- [Entries from a dataset]
+-------+
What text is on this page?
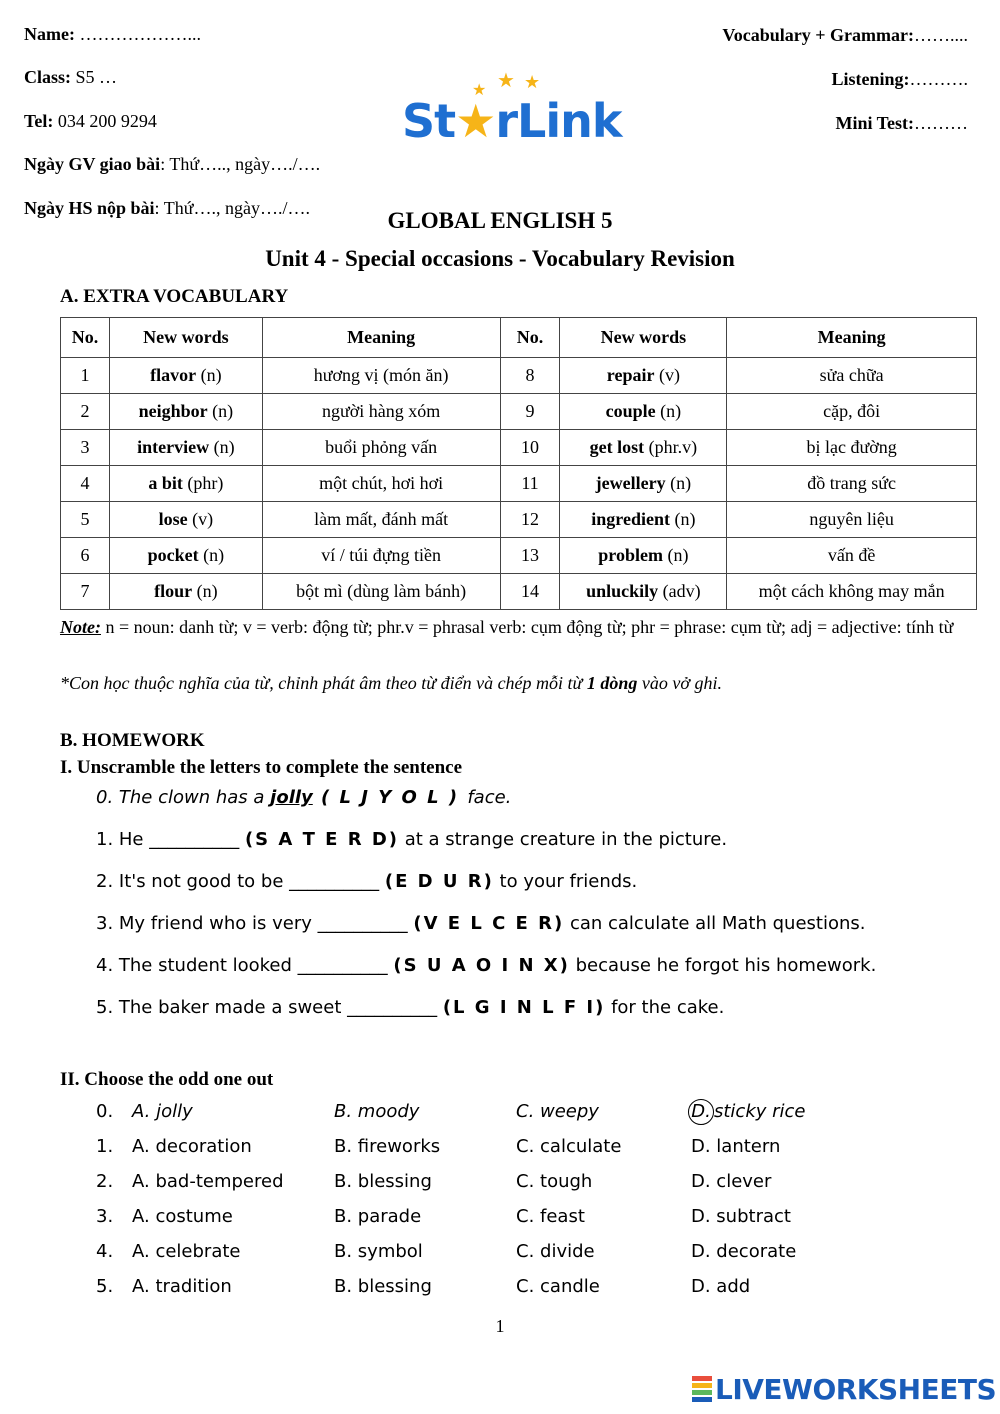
Name: ………………...
Class: S5 …
Tel: 034 200 9294
Ngày GV giao bài: Thứ….., ngày…./….
Ngày HS nộp bài: Thứ…., ngày…./….
Vocabulary + Grammar:……....
Listening:……….
Mini Test:………
★ ★ ★
St★rLink
GLOBAL ENGLISH 5
Unit 4 - Special occasions - Vocabulary Revision
A. EXTRA VOCABULARY
No.	New words	Meaning	No.	New words	Meaning
1	flavor (n)	hương vị (món ăn)	8	repair (v)	sửa chữa
2	neighbor (n)	người hàng xóm	9	couple (n)	cặp, đôi
3	interview (n)	buổi phỏng vấn	10	get lost (phr.v)	bị lạc đường
4	a bit (phr)	một chút, hơi hơi	11	jewellery (n)	đồ trang sức
5	lose (v)	làm mất, đánh mất	12	ingredient (n)	nguyên liệu
6	pocket (n)	ví / túi đựng tiền	13	problem (n)	vấn đề
7	flour (n)	bột mì (dùng làm bánh)	14	unluckily (adv)	một cách không may mắn
Note: n = noun: danh từ; v = verb: động từ; phr.v = phrasal verb: cụm động từ; phr = phrase: cụm từ; adj = adjective: tính từ
*Con học thuộc nghĩa của từ, chỉnh phát âm theo từ điển và chép mỗi từ 1 dòng vào vở ghi.
B. HOMEWORK
I. Unscramble the letters to complete the sentence
0. The clown has a jolly ( L J Y O L ) face.
1. He __________ (S A T E R D) at a strange creature in the picture.
2. It's not good to be __________ (E D U R) to your friends.
3. My friend who is very __________ (V E L C E R) can calculate all Math questions.
4. The student looked __________ (S U A O I N X) because he forgot his homework.
5. The baker made a sweet __________ (L G I N L F I) for the cake.
II. Choose the odd one out
0. A. jolly	B. moody	C. weepy	D. sticky rice
1. A. decoration	B. fireworks	C. calculate	D. lantern
2. A. bad-tempered	B. blessing	C. tough	D. clever
3. A. costume	B. parade	C. feast	D. subtract
4. A. celebrate	B. symbol	C. divide	D. decorate
5. A. tradition	B. blessing	C. candle	D. add
1
LIVEWORKSHEETS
+-------+
- [Goal] Extract all the data above exactly, excluding every picture.

- [Answer for the task]
What text is on this page?
Name: ………………...
Class: S5 …
Tel: 034 200 9294
Ngày GV giao bài: Thứ….., ngày…./….
Ngày HS nộp bài: Thứ…., ngày…./….
Vocabulary + Grammar:……....
Listening:……….
Mini Test:………
★ ★ ★
St★rLink
GLOBAL ENGLISH 5
Unit 4 - Special occasions - Vocabulary Revision
A. EXTRA VOCABULARY
No.	New words	Meaning	No.	New words	Meaning
1	flavor (n)	hương vị (món ăn)	8	repair (v)	sửa chữa
2	neighbor (n)	người hàng xóm	9	couple (n)	cặp, đôi
3	interview (n)	buổi phỏng vấn	10	get lost (phr.v)	bị lạc đường
4	a bit (phr)	một chút, hơi hơi	11	jewellery (n)	đồ trang sức
5	lose (v)	làm mất, đánh mất	12	ingredient (n)	nguyên liệu
6	pocket (n)	ví / túi đựng tiền	13	problem (n)	vấn đề
7	flour (n)	bột mì (dùng làm bánh)	14	unluckily (adv)	một cách không may mắn
Note: n = noun: danh từ; v = verb: động từ; phr.v = phrasal verb: cụm động từ; phr = phrase: cụm từ; adj = adjective: tính từ
*Con học thuộc nghĩa của từ, chỉnh phát âm theo từ điển và chép mỗi từ 1 dòng vào vở ghi.
B. HOMEWORK
I. Unscramble the letters to complete the sentence
0. The clown has a jolly ( L J Y O L ) face.
1. He __________ (S A T E R D) at a strange creature in the picture.
2. It's not good to be __________ (E D U R) to your friends.
3. My friend who is very __________ (V E L C E R) can calculate all Math questions.
4. The student looked __________ (S U A O I N X) because he forgot his homework.
5. The baker made a sweet __________ (L G I N L F I) for the cake.
II. Choose the odd one out
0. A. jolly	B. moody	C. weepy	D. sticky rice
1. A. decoration	B. fireworks	C. calculate	D. lantern
2. A. bad-tempered	B. blessing	C. tough	D. clever
3. A. costume	B. parade	C. feast	D. subtract
4. A. celebrate	B. symbol	C. divide	D. decorate
5. A. tradition	B. blessing	C. candle	D. add
1
LIVEWORKSHEETS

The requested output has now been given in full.